**Page excerpt:**
++++++++
For those of you who install your virtual environments into a global directory (e.g. virtualenvwrapper users, `$WORKON_HOME`), what's the primary reason you do that instead locally into your workspace (e.g. `.venv` directory next to your code)?
Easy to delete all environments
7.4%
Environment sharing/reuse
24.2%
No reason/habit/tool default
52.6%
Other (w/ follow-up comment to explain)
15.8%
Poll ended at .

@brettcannon I tend to avoid putting venv in-project since I started doing some work on windows; sometimes I’m in WSL, sometimes I’m in windows native. Keeping the venv globally avoids conflicts.

I also find myself using multiple python versions for one project lately, so I often use pyenv’s virtualenv wrapper, which stores venvs globally and lets you refer to it with an in project .python-version file

@LucidDan Does a project associate with a single environment (can be one per Python version)? I.e. how could a tool know what environment you wanted to use with your project?

@brettcannon with pyenv, the .python-version file points to the venv name (which is a directory somewhere in $HOME/.pyenv). Pyenv auto activated the right venv when you cd into the project where the python-version file is.
++++++++
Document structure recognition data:
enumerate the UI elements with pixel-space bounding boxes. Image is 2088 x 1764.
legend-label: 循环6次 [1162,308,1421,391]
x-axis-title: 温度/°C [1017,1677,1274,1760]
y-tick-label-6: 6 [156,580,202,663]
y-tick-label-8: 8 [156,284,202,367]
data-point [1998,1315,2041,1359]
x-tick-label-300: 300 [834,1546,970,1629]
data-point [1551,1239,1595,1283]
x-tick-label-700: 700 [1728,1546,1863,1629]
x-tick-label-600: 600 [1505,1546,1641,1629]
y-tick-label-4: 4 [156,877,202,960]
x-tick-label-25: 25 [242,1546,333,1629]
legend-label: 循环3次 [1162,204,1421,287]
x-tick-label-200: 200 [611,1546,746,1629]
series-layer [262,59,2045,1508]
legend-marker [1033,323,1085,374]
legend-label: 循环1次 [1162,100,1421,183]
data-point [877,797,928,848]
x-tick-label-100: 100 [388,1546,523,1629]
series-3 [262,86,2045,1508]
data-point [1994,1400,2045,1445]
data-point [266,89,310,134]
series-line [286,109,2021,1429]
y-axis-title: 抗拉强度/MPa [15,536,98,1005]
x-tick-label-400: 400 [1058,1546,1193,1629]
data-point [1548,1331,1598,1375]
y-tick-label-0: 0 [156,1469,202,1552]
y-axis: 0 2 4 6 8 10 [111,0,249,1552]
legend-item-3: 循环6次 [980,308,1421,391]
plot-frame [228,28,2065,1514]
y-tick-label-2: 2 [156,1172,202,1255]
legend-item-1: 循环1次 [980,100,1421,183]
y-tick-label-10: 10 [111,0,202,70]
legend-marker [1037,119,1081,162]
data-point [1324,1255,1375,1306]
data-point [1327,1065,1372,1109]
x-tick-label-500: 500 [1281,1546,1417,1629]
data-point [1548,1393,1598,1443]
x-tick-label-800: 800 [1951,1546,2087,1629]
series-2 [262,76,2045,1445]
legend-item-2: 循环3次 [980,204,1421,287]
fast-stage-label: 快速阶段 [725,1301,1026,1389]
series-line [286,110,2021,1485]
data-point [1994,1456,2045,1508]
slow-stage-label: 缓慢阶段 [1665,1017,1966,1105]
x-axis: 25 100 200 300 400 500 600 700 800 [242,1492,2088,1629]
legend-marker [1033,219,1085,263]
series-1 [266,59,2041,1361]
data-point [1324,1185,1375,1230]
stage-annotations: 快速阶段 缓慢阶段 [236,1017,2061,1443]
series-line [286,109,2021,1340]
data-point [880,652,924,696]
++++++++
**Tasks for this exercise:**
**a.** In the virtual environment poll discussion, why does LucidDan avoid putting the venv inside the project?
**b.** Can you copy the part of the virtual environment poll discussion that starts at "For those of" and ends at "comment to explain)"?
**c.** What comes next in the virtual environment poll discussion after its last comment? Write the continuation.

**Task-by-task outputs:**
**a.** LucidDan started doing some work on Windows, switching between WSL and native Windows. Keeping the venv globally avoids conflicts between the two.

**b.**
For those of you who install your virtual environments into a global directory (e.g. virtualenvwrapper users, `$WORKON_HOME`), what's the primary reason you do that instead locally into your workspace (e.g. `.venv` directory next to your code)?
Easy to delete all environments
7.4%
Environment sharing/reuse
24.2%
No reason/habit/tool default
52.6%
Other (w/ follow-up comment to explain)

**c.**
If I want to switch to another venv with another python ver I just “pyenv use <venv name>” which temporarily activates that instead. This works for me as I usually just want to use other versions a briefly to test things

@brettcannon if I’m not using pyenv, I’m generally relying on Pycharm to keep track for me. And then I have to switch interpreter in the project settings to change versions. I still tend to use a global dir for those envs though, partly out of habit I guess…
@LucidDan So either you're using a tool default for pyenv or you just have to do it manually.
@brettcannon yes. I would make the distinction (based on the poll wording) that I use the tool default because it suits my purposes rather than just because it’s the tool default. Hence the vote for “other”.